Dataset entries on figures:
● ● ●
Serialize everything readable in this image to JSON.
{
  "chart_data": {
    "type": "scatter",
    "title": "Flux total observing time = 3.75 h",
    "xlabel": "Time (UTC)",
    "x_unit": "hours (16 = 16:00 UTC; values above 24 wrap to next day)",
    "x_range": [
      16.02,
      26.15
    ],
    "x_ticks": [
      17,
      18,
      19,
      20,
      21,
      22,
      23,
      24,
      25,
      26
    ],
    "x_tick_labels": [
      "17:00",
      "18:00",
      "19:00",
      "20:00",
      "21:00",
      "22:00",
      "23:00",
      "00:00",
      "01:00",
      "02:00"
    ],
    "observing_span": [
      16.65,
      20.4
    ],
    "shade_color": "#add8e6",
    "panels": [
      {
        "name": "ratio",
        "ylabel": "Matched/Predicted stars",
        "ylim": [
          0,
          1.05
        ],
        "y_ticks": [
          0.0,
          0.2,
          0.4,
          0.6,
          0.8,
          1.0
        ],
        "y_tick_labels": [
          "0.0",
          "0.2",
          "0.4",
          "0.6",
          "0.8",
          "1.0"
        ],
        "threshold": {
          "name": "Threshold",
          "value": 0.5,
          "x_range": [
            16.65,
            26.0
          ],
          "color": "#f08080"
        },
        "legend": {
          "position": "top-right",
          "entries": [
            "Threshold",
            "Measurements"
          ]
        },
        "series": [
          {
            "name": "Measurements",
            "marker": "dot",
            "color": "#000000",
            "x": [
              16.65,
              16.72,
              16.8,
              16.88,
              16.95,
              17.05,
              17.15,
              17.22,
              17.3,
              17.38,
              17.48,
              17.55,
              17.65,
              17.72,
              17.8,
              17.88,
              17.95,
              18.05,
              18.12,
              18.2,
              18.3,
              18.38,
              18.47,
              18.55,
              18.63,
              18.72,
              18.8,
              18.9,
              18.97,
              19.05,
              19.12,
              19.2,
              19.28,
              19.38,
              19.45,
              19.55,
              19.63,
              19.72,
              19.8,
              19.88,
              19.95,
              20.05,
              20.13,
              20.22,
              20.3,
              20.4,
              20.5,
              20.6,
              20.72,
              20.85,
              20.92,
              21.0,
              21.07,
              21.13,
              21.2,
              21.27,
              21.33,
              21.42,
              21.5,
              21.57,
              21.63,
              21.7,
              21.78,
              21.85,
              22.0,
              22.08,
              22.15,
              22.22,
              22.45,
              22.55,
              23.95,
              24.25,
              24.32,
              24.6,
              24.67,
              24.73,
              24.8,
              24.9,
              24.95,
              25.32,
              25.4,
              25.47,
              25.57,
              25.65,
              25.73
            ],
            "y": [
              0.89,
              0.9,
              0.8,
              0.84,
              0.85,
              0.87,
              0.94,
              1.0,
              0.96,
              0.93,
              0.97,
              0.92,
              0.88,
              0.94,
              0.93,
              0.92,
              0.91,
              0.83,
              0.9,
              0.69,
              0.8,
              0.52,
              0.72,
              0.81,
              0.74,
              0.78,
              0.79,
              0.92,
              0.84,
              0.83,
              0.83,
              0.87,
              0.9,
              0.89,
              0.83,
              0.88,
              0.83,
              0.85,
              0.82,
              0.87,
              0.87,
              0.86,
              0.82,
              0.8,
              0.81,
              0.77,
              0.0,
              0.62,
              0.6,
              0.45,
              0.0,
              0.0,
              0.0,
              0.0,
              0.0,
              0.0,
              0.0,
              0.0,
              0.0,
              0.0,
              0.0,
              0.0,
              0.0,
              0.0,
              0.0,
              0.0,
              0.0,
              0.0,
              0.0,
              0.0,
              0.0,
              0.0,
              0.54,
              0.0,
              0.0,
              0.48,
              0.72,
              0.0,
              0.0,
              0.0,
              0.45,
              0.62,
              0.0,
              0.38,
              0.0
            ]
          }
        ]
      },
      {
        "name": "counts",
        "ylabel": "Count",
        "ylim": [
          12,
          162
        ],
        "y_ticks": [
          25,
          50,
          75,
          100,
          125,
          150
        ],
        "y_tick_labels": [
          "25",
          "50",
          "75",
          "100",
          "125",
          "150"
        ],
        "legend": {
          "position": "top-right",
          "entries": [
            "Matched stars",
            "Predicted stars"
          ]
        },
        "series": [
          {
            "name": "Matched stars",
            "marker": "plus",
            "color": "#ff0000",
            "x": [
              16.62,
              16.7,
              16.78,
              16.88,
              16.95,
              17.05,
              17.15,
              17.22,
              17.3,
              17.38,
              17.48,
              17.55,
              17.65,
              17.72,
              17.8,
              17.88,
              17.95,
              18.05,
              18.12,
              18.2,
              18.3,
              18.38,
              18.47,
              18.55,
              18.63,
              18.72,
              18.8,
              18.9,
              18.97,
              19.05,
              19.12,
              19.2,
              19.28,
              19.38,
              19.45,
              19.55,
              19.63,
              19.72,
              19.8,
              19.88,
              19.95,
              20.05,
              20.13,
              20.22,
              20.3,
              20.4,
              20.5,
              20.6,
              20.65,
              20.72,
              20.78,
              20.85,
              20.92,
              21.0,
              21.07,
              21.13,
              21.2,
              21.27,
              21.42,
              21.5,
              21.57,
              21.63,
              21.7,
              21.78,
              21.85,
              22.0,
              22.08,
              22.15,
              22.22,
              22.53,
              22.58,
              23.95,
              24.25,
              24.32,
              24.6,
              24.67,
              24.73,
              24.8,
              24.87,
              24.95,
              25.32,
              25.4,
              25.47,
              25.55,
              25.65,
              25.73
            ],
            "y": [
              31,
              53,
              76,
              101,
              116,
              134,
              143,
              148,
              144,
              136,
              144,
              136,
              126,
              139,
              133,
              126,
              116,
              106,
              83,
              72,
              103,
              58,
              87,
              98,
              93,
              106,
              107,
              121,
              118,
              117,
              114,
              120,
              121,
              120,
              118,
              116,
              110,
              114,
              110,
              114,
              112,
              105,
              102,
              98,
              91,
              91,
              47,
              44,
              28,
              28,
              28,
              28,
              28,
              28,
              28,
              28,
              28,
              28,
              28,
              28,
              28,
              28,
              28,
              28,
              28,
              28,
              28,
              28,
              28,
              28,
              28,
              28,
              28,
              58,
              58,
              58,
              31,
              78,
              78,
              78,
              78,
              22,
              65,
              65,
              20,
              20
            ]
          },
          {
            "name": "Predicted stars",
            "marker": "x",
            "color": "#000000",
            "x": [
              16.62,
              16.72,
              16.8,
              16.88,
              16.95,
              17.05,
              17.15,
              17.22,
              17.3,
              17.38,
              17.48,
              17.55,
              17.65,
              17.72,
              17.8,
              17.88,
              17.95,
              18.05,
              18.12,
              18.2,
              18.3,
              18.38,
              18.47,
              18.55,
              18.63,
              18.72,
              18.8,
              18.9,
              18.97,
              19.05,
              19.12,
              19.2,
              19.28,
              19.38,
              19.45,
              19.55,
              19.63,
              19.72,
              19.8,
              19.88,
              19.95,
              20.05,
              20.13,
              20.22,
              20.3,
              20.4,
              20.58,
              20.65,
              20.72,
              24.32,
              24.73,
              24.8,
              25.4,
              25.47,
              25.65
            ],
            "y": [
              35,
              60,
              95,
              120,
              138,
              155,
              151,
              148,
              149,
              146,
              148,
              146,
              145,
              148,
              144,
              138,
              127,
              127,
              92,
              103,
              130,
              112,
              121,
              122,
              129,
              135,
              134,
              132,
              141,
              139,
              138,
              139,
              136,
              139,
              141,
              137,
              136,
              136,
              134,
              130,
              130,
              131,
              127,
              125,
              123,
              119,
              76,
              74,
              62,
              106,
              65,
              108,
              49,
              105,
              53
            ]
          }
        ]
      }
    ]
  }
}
● ● ●
• Task description: Using the material above, copy every line in which the string "Predicted" occurs.

• Answer to the exercise:
        "ylabel": "Matched/Predicted stars",
            "Predicted stars"
            "name": "Predicted stars",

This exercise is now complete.